Pull out each line of the records holding the string "image".

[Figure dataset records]
○ ○ ○ ○ ○ ○ ○
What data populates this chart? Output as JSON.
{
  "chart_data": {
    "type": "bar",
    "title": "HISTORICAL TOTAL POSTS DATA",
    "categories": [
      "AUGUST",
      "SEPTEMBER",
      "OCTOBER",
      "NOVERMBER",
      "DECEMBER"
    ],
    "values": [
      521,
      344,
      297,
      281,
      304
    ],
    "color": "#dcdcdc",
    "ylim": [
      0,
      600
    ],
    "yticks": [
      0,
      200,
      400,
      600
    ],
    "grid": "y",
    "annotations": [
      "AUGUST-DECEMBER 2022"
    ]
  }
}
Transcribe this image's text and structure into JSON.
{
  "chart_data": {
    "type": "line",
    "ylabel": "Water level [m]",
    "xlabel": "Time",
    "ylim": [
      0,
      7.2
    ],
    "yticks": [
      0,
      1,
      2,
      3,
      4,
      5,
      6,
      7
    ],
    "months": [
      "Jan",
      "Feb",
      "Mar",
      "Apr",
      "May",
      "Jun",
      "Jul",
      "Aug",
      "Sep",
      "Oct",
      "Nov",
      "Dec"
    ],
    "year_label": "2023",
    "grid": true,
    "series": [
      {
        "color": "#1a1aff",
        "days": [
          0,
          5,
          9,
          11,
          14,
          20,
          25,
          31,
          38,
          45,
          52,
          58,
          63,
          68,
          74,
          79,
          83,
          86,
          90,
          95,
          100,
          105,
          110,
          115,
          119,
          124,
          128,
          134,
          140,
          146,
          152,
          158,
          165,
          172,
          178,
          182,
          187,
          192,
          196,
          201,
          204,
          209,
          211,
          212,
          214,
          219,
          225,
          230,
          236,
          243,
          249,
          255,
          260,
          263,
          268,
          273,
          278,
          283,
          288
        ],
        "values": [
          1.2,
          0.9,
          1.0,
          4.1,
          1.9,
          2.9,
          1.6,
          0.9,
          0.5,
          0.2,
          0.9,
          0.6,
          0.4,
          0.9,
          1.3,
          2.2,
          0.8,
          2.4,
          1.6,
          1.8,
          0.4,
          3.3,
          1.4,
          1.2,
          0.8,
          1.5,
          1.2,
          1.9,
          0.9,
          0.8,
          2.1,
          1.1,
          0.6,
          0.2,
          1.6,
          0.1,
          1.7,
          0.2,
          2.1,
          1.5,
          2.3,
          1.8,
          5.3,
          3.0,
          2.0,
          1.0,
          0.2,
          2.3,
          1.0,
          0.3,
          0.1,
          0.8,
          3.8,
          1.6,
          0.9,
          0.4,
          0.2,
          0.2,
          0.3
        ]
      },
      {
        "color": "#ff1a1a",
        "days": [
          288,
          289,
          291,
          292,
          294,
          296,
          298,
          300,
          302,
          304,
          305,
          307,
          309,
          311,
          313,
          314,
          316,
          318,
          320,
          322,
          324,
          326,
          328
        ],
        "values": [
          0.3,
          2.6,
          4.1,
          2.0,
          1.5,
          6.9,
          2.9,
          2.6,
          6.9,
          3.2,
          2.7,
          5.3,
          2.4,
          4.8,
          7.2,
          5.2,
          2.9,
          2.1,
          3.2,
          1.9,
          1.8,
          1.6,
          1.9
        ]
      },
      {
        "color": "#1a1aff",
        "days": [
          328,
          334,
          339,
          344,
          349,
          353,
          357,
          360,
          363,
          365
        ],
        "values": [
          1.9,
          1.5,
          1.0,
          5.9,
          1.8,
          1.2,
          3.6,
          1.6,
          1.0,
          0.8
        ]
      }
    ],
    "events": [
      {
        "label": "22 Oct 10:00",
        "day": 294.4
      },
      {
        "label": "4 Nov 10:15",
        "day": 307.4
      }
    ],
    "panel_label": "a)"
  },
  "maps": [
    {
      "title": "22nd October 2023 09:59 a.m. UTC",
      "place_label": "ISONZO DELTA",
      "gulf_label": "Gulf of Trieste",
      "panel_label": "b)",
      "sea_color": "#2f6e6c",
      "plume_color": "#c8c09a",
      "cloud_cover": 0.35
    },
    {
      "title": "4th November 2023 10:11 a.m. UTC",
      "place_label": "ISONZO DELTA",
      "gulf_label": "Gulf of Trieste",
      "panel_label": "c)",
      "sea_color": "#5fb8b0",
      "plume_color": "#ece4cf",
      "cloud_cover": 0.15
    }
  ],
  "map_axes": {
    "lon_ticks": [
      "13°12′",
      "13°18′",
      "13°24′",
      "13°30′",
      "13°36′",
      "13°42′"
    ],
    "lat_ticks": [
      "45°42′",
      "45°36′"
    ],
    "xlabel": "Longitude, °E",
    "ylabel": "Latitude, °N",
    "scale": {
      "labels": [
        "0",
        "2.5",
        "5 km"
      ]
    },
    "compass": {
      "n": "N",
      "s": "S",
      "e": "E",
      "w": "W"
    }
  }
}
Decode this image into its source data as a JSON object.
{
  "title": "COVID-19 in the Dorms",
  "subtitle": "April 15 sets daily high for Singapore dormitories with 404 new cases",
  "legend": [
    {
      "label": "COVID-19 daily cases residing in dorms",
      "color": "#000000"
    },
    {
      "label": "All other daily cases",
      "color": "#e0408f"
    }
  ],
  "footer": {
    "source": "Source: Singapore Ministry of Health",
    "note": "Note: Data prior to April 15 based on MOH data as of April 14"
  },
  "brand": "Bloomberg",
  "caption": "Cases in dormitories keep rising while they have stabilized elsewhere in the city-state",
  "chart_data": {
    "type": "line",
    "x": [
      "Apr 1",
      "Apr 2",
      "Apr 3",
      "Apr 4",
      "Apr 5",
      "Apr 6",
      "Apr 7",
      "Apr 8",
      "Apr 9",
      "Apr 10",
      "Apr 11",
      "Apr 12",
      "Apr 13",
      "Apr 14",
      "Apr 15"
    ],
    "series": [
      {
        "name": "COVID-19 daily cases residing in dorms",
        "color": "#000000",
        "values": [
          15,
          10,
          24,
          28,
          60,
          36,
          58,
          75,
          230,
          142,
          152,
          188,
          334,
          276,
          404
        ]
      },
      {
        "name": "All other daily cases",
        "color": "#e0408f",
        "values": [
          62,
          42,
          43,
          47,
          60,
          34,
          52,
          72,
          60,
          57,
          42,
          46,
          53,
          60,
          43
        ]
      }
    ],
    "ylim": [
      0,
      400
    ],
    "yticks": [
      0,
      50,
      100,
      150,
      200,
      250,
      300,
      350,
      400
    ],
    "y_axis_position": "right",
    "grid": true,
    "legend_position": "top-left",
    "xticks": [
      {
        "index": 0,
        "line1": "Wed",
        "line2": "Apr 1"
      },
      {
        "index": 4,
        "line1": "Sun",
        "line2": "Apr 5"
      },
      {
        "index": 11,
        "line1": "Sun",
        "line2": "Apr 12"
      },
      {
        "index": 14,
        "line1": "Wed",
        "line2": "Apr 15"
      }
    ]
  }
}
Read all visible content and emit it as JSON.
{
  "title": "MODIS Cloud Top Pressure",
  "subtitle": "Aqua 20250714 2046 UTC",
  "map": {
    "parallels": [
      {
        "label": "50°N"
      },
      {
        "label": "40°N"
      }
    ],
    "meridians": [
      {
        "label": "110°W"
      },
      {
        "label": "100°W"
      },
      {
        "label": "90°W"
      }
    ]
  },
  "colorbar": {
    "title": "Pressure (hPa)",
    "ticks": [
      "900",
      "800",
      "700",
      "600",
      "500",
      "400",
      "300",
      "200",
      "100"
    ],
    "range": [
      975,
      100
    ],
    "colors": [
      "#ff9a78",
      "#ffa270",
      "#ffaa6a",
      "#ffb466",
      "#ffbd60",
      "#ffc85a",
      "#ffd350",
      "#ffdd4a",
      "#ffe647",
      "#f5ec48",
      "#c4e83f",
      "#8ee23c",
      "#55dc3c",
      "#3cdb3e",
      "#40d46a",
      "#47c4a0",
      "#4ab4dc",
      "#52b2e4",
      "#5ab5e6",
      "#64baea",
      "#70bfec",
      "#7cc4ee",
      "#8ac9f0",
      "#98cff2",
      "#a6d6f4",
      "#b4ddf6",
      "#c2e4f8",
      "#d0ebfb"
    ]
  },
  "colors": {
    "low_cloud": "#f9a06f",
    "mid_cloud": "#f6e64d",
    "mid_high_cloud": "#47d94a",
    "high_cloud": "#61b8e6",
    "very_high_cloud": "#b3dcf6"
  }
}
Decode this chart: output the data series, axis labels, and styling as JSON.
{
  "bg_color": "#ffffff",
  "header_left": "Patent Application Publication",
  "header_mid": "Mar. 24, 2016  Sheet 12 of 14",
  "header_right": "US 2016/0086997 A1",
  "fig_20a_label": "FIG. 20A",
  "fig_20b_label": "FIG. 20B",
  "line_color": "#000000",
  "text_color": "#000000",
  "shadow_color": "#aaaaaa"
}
○ ○ ○ ○ ○ ○ ○
> [Problem solution]
Transcribe this image's text and structure into JSON.
Decode this image into its source data as a JSON object.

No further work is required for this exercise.